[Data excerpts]
+++++
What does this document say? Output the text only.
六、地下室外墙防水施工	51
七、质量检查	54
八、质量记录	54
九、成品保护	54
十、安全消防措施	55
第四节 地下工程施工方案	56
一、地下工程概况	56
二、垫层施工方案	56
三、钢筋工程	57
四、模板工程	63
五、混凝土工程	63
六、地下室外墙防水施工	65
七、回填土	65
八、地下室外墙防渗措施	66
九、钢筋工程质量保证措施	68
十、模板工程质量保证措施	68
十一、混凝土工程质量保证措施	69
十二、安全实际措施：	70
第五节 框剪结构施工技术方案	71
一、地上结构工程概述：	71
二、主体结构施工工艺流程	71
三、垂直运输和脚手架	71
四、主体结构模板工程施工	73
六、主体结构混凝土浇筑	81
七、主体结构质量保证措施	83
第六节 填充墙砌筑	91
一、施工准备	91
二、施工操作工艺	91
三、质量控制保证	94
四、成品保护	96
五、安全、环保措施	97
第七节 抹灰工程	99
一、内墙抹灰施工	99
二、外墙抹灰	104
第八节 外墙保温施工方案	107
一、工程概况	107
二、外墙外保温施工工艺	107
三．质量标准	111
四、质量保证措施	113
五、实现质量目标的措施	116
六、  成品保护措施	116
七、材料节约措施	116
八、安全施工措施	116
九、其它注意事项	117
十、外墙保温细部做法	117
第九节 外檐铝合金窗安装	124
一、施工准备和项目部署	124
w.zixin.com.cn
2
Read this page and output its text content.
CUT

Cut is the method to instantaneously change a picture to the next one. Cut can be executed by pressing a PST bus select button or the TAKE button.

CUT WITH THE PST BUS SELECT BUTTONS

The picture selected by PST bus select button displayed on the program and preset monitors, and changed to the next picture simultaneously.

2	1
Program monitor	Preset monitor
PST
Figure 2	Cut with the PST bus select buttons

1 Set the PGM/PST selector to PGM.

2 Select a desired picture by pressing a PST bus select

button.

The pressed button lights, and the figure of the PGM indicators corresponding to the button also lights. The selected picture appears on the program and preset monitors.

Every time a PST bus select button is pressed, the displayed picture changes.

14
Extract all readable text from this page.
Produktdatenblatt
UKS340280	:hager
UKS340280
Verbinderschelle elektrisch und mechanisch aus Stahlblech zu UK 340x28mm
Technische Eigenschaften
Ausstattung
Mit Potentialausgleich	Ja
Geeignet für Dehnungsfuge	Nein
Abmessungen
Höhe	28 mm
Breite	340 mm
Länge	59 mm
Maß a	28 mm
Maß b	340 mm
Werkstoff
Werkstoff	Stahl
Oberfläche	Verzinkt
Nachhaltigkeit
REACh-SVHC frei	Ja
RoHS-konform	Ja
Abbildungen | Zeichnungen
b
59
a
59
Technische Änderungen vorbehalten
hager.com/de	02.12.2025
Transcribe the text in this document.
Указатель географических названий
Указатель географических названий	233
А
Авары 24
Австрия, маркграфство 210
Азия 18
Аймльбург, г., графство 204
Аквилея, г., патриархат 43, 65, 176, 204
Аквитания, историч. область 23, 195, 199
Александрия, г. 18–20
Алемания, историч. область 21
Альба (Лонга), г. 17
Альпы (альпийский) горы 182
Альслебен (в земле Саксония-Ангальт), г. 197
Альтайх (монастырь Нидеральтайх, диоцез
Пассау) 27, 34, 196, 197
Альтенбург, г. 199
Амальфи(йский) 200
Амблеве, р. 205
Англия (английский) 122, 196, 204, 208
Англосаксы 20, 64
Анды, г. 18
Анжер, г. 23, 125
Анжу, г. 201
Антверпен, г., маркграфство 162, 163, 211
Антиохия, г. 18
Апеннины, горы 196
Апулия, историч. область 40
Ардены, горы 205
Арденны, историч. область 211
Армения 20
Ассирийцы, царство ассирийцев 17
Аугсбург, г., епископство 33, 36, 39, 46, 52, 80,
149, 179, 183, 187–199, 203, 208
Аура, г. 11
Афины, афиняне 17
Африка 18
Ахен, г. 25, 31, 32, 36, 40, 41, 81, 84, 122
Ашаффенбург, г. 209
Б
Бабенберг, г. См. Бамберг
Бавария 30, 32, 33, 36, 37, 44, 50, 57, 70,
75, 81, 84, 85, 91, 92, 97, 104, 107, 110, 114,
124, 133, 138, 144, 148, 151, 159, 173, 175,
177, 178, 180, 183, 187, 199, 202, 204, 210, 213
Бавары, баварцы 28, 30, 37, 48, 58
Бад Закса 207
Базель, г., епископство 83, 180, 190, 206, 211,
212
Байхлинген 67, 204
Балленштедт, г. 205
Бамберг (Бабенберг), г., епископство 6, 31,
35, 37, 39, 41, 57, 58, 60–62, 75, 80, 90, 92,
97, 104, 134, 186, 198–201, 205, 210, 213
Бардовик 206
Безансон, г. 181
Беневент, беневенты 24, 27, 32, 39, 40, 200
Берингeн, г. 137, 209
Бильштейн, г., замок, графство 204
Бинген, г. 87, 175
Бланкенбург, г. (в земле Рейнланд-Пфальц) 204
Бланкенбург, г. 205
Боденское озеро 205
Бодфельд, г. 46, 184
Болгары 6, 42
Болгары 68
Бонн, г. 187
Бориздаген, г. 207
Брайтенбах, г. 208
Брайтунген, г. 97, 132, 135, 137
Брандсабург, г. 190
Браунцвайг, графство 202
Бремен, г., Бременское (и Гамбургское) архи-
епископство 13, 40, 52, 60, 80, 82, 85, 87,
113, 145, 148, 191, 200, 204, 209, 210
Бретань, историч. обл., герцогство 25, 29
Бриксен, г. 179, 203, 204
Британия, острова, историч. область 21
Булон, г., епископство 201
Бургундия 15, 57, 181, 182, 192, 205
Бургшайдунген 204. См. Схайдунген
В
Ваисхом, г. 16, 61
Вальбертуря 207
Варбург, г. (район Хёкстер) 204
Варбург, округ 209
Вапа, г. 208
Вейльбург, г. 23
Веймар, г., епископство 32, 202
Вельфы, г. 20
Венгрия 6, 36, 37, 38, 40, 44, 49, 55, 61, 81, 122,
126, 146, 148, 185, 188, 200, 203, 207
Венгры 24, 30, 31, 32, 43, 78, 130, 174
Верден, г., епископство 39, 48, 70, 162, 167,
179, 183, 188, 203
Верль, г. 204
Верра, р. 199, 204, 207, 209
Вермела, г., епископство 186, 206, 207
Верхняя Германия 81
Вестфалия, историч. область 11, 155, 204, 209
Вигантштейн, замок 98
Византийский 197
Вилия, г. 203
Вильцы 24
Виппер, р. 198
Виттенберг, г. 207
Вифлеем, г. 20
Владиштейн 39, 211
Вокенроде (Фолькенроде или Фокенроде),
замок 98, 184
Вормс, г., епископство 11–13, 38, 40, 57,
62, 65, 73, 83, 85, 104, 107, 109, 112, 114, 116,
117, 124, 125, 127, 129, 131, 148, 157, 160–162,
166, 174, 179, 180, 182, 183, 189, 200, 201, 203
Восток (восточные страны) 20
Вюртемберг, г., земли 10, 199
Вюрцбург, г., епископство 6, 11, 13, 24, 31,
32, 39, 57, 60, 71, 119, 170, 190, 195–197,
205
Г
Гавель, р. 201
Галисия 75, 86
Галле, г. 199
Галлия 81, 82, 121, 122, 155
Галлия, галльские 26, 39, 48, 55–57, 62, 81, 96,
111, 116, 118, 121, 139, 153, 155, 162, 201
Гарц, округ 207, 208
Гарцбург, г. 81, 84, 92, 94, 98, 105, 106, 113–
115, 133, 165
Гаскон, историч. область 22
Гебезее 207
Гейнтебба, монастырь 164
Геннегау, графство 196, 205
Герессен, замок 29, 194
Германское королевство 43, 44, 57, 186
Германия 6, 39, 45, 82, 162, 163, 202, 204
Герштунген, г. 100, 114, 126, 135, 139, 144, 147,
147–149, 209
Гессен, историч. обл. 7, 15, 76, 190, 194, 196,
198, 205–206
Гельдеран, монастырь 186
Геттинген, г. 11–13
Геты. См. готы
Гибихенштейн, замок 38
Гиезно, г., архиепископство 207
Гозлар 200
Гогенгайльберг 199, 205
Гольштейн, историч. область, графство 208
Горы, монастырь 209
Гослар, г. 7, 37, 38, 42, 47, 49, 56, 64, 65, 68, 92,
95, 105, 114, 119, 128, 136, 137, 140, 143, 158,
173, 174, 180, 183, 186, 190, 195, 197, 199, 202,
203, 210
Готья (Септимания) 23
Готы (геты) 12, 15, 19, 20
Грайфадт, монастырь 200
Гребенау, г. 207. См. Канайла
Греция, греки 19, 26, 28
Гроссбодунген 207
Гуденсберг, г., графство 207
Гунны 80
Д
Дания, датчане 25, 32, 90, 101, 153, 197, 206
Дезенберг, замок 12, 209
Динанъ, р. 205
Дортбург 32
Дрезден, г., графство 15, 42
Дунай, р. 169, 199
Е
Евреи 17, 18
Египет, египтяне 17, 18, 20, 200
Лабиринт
+++++
> Task instructions:
Report only how many lines in the records contain the word "selected".

> Solved problem:
2